__Stated exercise__. Give all of the lines again exactly as they read.

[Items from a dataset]
BEGIN

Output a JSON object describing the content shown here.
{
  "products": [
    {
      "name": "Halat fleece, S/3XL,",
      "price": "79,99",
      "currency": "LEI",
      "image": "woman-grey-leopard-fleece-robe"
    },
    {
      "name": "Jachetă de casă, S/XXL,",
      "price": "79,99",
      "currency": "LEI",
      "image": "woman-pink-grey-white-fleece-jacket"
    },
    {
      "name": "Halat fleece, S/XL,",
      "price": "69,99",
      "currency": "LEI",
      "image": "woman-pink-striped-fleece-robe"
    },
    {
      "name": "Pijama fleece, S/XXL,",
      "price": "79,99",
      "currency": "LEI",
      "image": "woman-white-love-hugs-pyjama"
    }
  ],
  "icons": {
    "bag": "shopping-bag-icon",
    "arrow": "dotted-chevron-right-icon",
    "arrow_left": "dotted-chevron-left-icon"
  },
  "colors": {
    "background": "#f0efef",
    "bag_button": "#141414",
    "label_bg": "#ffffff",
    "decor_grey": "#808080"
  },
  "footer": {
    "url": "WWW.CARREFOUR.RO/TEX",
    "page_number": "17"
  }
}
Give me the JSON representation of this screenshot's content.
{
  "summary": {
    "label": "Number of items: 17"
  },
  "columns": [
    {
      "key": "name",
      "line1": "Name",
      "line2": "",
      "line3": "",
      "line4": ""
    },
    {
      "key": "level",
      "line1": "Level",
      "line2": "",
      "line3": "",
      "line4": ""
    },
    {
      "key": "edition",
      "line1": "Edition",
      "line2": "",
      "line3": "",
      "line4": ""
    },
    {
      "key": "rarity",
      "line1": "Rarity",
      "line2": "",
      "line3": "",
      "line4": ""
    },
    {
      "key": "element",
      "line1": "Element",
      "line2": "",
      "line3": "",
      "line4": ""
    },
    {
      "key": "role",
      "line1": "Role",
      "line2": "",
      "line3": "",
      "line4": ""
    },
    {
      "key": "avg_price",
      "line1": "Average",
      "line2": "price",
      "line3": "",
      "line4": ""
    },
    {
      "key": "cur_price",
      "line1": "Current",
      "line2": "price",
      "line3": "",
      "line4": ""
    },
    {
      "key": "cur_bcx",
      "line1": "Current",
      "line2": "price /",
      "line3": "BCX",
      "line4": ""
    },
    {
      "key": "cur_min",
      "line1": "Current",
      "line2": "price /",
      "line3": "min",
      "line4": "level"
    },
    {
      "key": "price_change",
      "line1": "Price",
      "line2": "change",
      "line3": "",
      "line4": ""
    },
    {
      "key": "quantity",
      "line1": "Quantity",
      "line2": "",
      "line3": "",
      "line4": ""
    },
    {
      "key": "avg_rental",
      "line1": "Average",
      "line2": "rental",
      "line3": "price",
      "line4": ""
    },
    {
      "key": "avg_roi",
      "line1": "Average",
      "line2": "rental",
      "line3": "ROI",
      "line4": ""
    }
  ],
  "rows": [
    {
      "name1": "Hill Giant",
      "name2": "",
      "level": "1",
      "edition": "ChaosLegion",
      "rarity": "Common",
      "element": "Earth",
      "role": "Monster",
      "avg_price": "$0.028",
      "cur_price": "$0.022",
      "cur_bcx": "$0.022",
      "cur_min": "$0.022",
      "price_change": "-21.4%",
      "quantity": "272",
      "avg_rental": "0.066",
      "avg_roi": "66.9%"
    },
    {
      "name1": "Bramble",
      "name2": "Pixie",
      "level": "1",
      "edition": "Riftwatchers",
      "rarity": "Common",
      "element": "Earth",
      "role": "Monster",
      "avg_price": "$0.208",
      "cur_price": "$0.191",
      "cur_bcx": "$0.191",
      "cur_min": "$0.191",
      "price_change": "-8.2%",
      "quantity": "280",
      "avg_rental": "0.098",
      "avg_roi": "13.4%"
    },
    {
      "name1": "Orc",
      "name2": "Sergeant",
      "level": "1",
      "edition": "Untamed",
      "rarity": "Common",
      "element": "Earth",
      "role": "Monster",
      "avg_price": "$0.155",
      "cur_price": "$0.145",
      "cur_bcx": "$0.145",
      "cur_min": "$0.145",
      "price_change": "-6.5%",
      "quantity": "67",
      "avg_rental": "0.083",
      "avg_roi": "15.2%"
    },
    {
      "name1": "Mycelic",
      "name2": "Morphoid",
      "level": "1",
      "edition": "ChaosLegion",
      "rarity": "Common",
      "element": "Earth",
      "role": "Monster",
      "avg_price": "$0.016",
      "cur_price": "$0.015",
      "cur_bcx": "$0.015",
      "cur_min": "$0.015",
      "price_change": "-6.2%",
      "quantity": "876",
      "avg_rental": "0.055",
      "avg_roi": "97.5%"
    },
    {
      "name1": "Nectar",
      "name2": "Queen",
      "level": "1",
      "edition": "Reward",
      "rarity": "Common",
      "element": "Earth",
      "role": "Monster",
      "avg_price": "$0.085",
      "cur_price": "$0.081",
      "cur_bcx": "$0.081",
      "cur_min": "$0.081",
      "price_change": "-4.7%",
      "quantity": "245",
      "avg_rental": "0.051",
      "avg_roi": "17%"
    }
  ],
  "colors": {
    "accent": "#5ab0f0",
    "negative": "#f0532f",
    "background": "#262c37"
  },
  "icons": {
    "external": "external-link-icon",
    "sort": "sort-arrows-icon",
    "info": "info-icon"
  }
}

END

__Solution to this problem__.
Output a JSON object describing the content shown here.
{
  "products": [
    {
      "name": "Halat fleece, S/3XL,",
      "price": "79,99",
      "currency": "LEI",
      "image": "woman-grey-leopard-fleece-robe"
    },
    {
      "name": "Jachetă de casă, S/XXL,",
      "price": "79,99",
      "currency": "LEI",
      "image": "woman-pink-grey-white-fleece-jacket"
    },
    {
      "name": "Halat fleece, S/XL,",
      "price": "69,99",
      "currency": "LEI",
      "image": "woman-pink-striped-fleece-robe"
    },
    {
      "name": "Pijama fleece, S/XXL,",
      "price": "79,99",
      "currency": "LEI",
      "image": "woman-white-love-hugs-pyjama"
    }
  ],
  "icons": {
    "bag": "shopping-bag-icon",
    "arrow": "dotted-chevron-right-icon",
    "arrow_left": "dotted-chevron-left-icon"
  },
  "colors": {
    "background": "#f0efef",
    "bag_button": "#141414",
    "label_bg": "#ffffff",
    "decor_grey": "#808080"
  },
  "footer": {
    "url": "WWW.CARREFOUR.RO/TEX",
    "page_number": "17"
  }
}
Give me the JSON representation of this screenshot's content.
{
  "summary": {
    "label": "Number of items: 17"
  },
  "columns": [
    {
      "key": "name",
      "line1": "Name",
      "line2": "",
      "line3": "",
      "line4": ""
    },
    {
      "key": "level",
      "line1": "Level",
      "line2": "",
      "line3": "",
      "line4": ""
    },
    {
      "key": "edition",
      "line1": "Edition",
      "line2": "",
      "line3": "",
      "line4": ""
    },
    {
      "key": "rarity",
      "line1": "Rarity",
      "line2": "",
      "line3": "",
      "line4": ""
    },
    {
      "key": "element",
      "line1": "Element",
      "line2": "",
      "line3": "",
      "line4": ""
    },
    {
      "key": "role",
      "line1": "Role",
      "line2": "",
      "line3": "",
      "line4": ""
    },
    {
      "key": "avg_price",
      "line1": "Average",
      "line2": "price",
      "line3": "",
      "line4": ""
    },
    {
      "key": "cur_price",
      "line1": "Current",
      "line2": "price",
      "line3": "",
      "line4": ""
    },
    {
      "key": "cur_bcx",
      "line1": "Current",
      "line2": "price /",
      "line3": "BCX",
      "line4": ""
    },
    {
      "key": "cur_min",
      "line1": "Current",
      "line2": "price /",
      "line3": "min",
      "line4": "level"
    },
    {
      "key": "price_change",
      "line1": "Price",
      "line2": "change",
      "line3": "",
      "line4": ""
    },
    {
      "key": "quantity",
      "line1": "Quantity",
      "line2": "",
      "line3": "",
      "line4": ""
    },
    {
      "key": "avg_rental",
      "line1": "Average",
      "line2": "rental",
      "line3": "price",
      "line4": ""
    },
    {
      "key": "avg_roi",
      "line1": "Average",
      "line2": "rental",
      "line3": "ROI",
      "line4": ""
    }
  ],
  "rows": [
    {
      "name1": "Hill Giant",
      "name2": "",
      "level": "1",
      "edition": "ChaosLegion",
      "rarity": "Common",
      "element": "Earth",
      "role": "Monster",
      "avg_price": "$0.028",
      "cur_price": "$0.022",
      "cur_bcx": "$0.022",
      "cur_min": "$0.022",
      "price_change": "-21.4%",
      "quantity": "272",
      "avg_rental": "0.066",
      "avg_roi": "66.9%"
    },
    {
      "name1": "Bramble",
      "name2": "Pixie",
      "level": "1",
      "edition": "Riftwatchers",
      "rarity": "Common",
      "element": "Earth",
      "role": "Monster",
      "avg_price": "$0.208",
      "cur_price": "$0.191",
      "cur_bcx": "$0.191",
      "cur_min": "$0.191",
      "price_change": "-8.2%",
      "quantity": "280",
      "avg_rental": "0.098",
      "avg_roi": "13.4%"
    },
    {
      "name1": "Orc",
      "name2": "Sergeant",
      "level": "1",
      "edition": "Untamed",
      "rarity": "Common",
      "element": "Earth",
      "role": "Monster",
      "avg_price": "$0.155",
      "cur_price": "$0.145",
      "cur_bcx": "$0.145",
      "cur_min": "$0.145",
      "price_change": "-6.5%",
      "quantity": "67",
      "avg_rental": "0.083",
      "avg_roi": "15.2%"
    },
    {
      "name1": "Mycelic",
      "name2": "Morphoid",
      "level": "1",
      "edition": "ChaosLegion",
      "rarity": "Common",
      "element": "Earth",
      "role": "Monster",
      "avg_price": "$0.016",
      "cur_price": "$0.015",
      "cur_bcx": "$0.015",
      "cur_min": "$0.015",
      "price_change": "-6.2%",
      "quantity": "876",
      "avg_rental": "0.055",
      "avg_roi": "97.5%"
    },
    {
      "name1": "Nectar",
      "name2": "Queen",
      "level": "1",
      "edition": "Reward",
      "rarity": "Common",
      "element": "Earth",
      "role": "Monster",
      "avg_price": "$0.085",
      "cur_price": "$0.081",
      "cur_bcx": "$0.081",
      "cur_min": "$0.081",
      "price_change": "-4.7%",
      "quantity": "245",
      "avg_rental": "0.051",
      "avg_roi": "17%"
    }
  ],
  "colors": {
    "accent": "#5ab0f0",
    "negative": "#f0532f",
    "background": "#262c37"
  },
  "icons": {
    "external": "external-link-icon",
    "sort": "sort-arrows-icon",
    "info": "info-icon"
  }
}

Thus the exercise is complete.